* begin Given records *

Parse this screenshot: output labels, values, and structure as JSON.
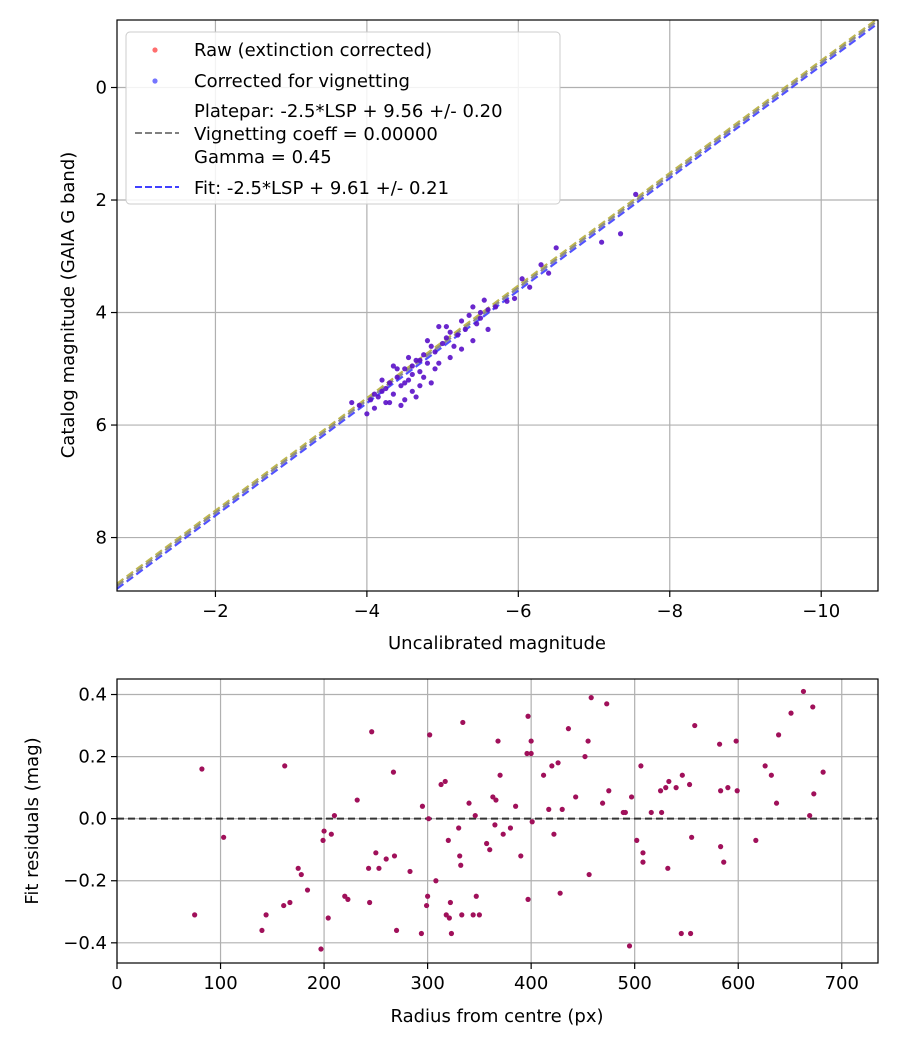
{
  "chart_data": [
    {
      "type": "scatter",
      "xlabel": "Uncalibrated magnitude",
      "ylabel": "Catalog magnitude (GAIA G band)",
      "xlim": [
        -0.7,
        -10.75
      ],
      "ylim": [
        8.95,
        -1.2
      ],
      "x_ticks": [
        -2,
        -4,
        -6,
        -8,
        -10
      ],
      "x_tick_labels": [
        "−2",
        "−4",
        "−6",
        "−8",
        "−10"
      ],
      "y_ticks": [
        0,
        2,
        4,
        6,
        8
      ],
      "y_tick_labels": [
        "0",
        "2",
        "4",
        "6",
        "8"
      ],
      "grid": true,
      "legend_position": "top-left",
      "legend": [
        {
          "kind": "marker",
          "label": "Raw (extinction corrected)",
          "color": "#ff3030"
        },
        {
          "kind": "marker",
          "label": "Corrected for vignetting",
          "color": "#3a3aff"
        },
        {
          "kind": "line",
          "lines": [
            "Platepar: -2.5*LSP + 9.56 +/- 0.20",
            "Vignetting coeff = 0.00000",
            "Gamma = 0.45"
          ],
          "color": "#808080"
        },
        {
          "kind": "line",
          "lines": [
            "Fit: -2.5*LSP + 9.61 +/- 0.21"
          ],
          "color": "#4040ff"
        }
      ],
      "lines": [
        {
          "name": "Platepar",
          "slope": 1,
          "intercept": 9.56,
          "color": "#808080"
        },
        {
          "name": "Fit",
          "slope": 1,
          "intercept": 9.61,
          "color": "#4040ff"
        },
        {
          "name": "Reference",
          "slope": 1,
          "intercept": 9.52,
          "color": "#b8b040"
        }
      ],
      "point_color": "#5a10c8",
      "points": [
        [
          -7.55,
          1.9
        ],
        [
          -7.35,
          2.6
        ],
        [
          -7.1,
          2.75
        ],
        [
          -6.5,
          2.85
        ],
        [
          -6.4,
          3.3
        ],
        [
          -6.3,
          3.15
        ],
        [
          -6.15,
          3.55
        ],
        [
          -6.05,
          3.4
        ],
        [
          -5.95,
          3.75
        ],
        [
          -5.85,
          3.8
        ],
        [
          -5.7,
          3.9
        ],
        [
          -5.6,
          3.95
        ],
        [
          -5.55,
          3.78
        ],
        [
          -5.5,
          4.1
        ],
        [
          -5.45,
          4.2
        ],
        [
          -5.4,
          3.9
        ],
        [
          -5.35,
          4.05
        ],
        [
          -5.3,
          4.3
        ],
        [
          -5.25,
          4.15
        ],
        [
          -5.2,
          4.4
        ],
        [
          -5.15,
          4.6
        ],
        [
          -5.1,
          4.35
        ],
        [
          -5.05,
          4.45
        ],
        [
          -5.0,
          4.55
        ],
        [
          -4.95,
          4.25
        ],
        [
          -4.9,
          4.7
        ],
        [
          -4.85,
          4.6
        ],
        [
          -4.8,
          4.9
        ],
        [
          -4.75,
          4.75
        ],
        [
          -4.7,
          5.05
        ],
        [
          -4.65,
          4.85
        ],
        [
          -4.6,
          4.95
        ],
        [
          -4.55,
          5.2
        ],
        [
          -4.5,
          5.0
        ],
        [
          -4.45,
          5.3
        ],
        [
          -4.4,
          5.15
        ],
        [
          -4.35,
          5.45
        ],
        [
          -4.3,
          5.25
        ],
        [
          -4.25,
          5.6
        ],
        [
          -4.2,
          5.4
        ],
        [
          -4.15,
          5.5
        ],
        [
          -4.1,
          5.7
        ],
        [
          -4.05,
          5.55
        ],
        [
          -4.0,
          5.8
        ],
        [
          -3.9,
          5.65
        ],
        [
          -3.8,
          5.6
        ],
        [
          -5.6,
          4.3
        ],
        [
          -5.4,
          4.5
        ],
        [
          -4.9,
          5.0
        ],
        [
          -4.7,
          5.3
        ],
        [
          -4.5,
          5.55
        ],
        [
          -4.3,
          5.6
        ],
        [
          -4.8,
          4.5
        ],
        [
          -5.1,
          4.8
        ],
        [
          -4.6,
          5.4
        ],
        [
          -4.4,
          5.0
        ],
        [
          -4.2,
          5.2
        ],
        [
          -4.55,
          4.8
        ],
        [
          -4.75,
          5.15
        ],
        [
          -4.95,
          4.9
        ],
        [
          -5.25,
          4.65
        ],
        [
          -5.5,
          4.0
        ],
        [
          -4.45,
          5.65
        ],
        [
          -4.65,
          5.5
        ],
        [
          -4.35,
          4.95
        ],
        [
          -4.85,
          5.25
        ],
        [
          -5.05,
          4.25
        ],
        [
          -4.25,
          5.35
        ],
        [
          -4.1,
          5.45
        ],
        [
          -4.5,
          5.25
        ],
        [
          -4.6,
          5.1
        ],
        [
          -4.7,
          4.85
        ]
      ]
    },
    {
      "type": "scatter",
      "xlabel": "Radius from centre (px)",
      "ylabel": "Fit residuals (mag)",
      "xlim": [
        0,
        735
      ],
      "ylim": [
        -0.465,
        0.45
      ],
      "x_ticks": [
        0,
        100,
        200,
        300,
        400,
        500,
        600,
        700
      ],
      "x_tick_labels": [
        "0",
        "100",
        "200",
        "300",
        "400",
        "500",
        "600",
        "700"
      ],
      "y_ticks": [
        0.4,
        0.2,
        0.0,
        -0.2,
        -0.4
      ],
      "y_tick_labels": [
        "0.4",
        "0.2",
        "0.0",
        "−0.2",
        "−0.4"
      ],
      "grid": true,
      "reference_line": {
        "y": 0.0,
        "style": "dashed",
        "color": "#333333"
      },
      "point_color": "#a0105a",
      "points": [
        [
          75,
          -0.31
        ],
        [
          82,
          0.16
        ],
        [
          103,
          -0.06
        ],
        [
          140,
          -0.36
        ],
        [
          144,
          -0.31
        ],
        [
          161,
          -0.28
        ],
        [
          162,
          0.17
        ],
        [
          167,
          -0.27
        ],
        [
          175,
          -0.16
        ],
        [
          178,
          -0.18
        ],
        [
          184,
          -0.23
        ],
        [
          197,
          -0.42
        ],
        [
          199,
          -0.07
        ],
        [
          200,
          -0.04
        ],
        [
          204,
          -0.32
        ],
        [
          207,
          -0.05
        ],
        [
          210,
          0.01
        ],
        [
          220,
          -0.25
        ],
        [
          223,
          -0.26
        ],
        [
          232,
          0.06
        ],
        [
          243,
          -0.16
        ],
        [
          244,
          -0.27
        ],
        [
          246,
          0.28
        ],
        [
          250,
          -0.11
        ],
        [
          253,
          -0.16
        ],
        [
          260,
          -0.13
        ],
        [
          268,
          -0.12
        ],
        [
          267,
          0.15
        ],
        [
          270,
          -0.36
        ],
        [
          283,
          -0.17
        ],
        [
          294,
          -0.37
        ],
        [
          295,
          0.04
        ],
        [
          299,
          -0.28
        ],
        [
          300,
          -0.25
        ],
        [
          302,
          0.27
        ],
        [
          301,
          0.0
        ],
        [
          308,
          -0.2
        ],
        [
          313,
          0.11
        ],
        [
          317,
          0.12
        ],
        [
          318,
          -0.31
        ],
        [
          320,
          -0.07
        ],
        [
          321,
          -0.32
        ],
        [
          322,
          -0.27
        ],
        [
          323,
          -0.37
        ],
        [
          330,
          -0.03
        ],
        [
          331,
          -0.12
        ],
        [
          332,
          -0.15
        ],
        [
          333,
          -0.31
        ],
        [
          334,
          0.31
        ],
        [
          340,
          0.05
        ],
        [
          344,
          -0.31
        ],
        [
          346,
          0.01
        ],
        [
          347,
          -0.25
        ],
        [
          350,
          -0.31
        ],
        [
          357,
          -0.08
        ],
        [
          360,
          -0.1
        ],
        [
          363,
          0.07
        ],
        [
          365,
          -0.02
        ],
        [
          366,
          0.06
        ],
        [
          368,
          0.25
        ],
        [
          370,
          0.14
        ],
        [
          373,
          -0.05
        ],
        [
          380,
          -0.03
        ],
        [
          385,
          0.04
        ],
        [
          390,
          -0.12
        ],
        [
          396,
          0.21
        ],
        [
          397,
          0.33
        ],
        [
          397,
          -0.26
        ],
        [
          400,
          0.21
        ],
        [
          400,
          0.25
        ],
        [
          401,
          -0.01
        ],
        [
          412,
          0.14
        ],
        [
          417,
          0.03
        ],
        [
          420,
          0.17
        ],
        [
          422,
          -0.05
        ],
        [
          426,
          0.18
        ],
        [
          428,
          -0.24
        ],
        [
          430,
          0.03
        ],
        [
          436,
          0.29
        ],
        [
          443,
          0.07
        ],
        [
          452,
          0.2
        ],
        [
          455,
          0.25
        ],
        [
          456,
          -0.18
        ],
        [
          458,
          0.39
        ],
        [
          469,
          0.05
        ],
        [
          473,
          0.37
        ],
        [
          475,
          0.09
        ],
        [
          489,
          0.02
        ],
        [
          491,
          0.02
        ],
        [
          495,
          -0.41
        ],
        [
          497,
          0.07
        ],
        [
          502,
          -0.07
        ],
        [
          506,
          0.17
        ],
        [
          508,
          -0.11
        ],
        [
          508,
          -0.14
        ],
        [
          516,
          0.02
        ],
        [
          525,
          0.09
        ],
        [
          526,
          0.02
        ],
        [
          530,
          0.1
        ],
        [
          532,
          -0.16
        ],
        [
          533,
          0.12
        ],
        [
          540,
          0.1
        ],
        [
          545,
          -0.37
        ],
        [
          546,
          0.14
        ],
        [
          553,
          0.11
        ],
        [
          554,
          -0.37
        ],
        [
          555,
          -0.06
        ],
        [
          558,
          0.3
        ],
        [
          582,
          0.24
        ],
        [
          583,
          0.09
        ],
        [
          583,
          -0.09
        ],
        [
          586,
          -0.14
        ],
        [
          590,
          0.1
        ],
        [
          598,
          0.25
        ],
        [
          599,
          0.09
        ],
        [
          617,
          -0.07
        ],
        [
          626,
          0.17
        ],
        [
          632,
          0.14
        ],
        [
          637,
          0.05
        ],
        [
          639,
          0.27
        ],
        [
          651,
          0.34
        ],
        [
          663,
          0.41
        ],
        [
          669,
          0.01
        ],
        [
          672,
          0.36
        ],
        [
          673,
          0.08
        ],
        [
          682,
          0.15
        ]
      ]
    }
  ]
}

* end Given records *

Point out every line holding the string "magnitude" and copy it.

#### [Full solution]
      "xlabel": "Uncalibrated magnitude",
      "ylabel": "Catalog magnitude (GAIA G band)",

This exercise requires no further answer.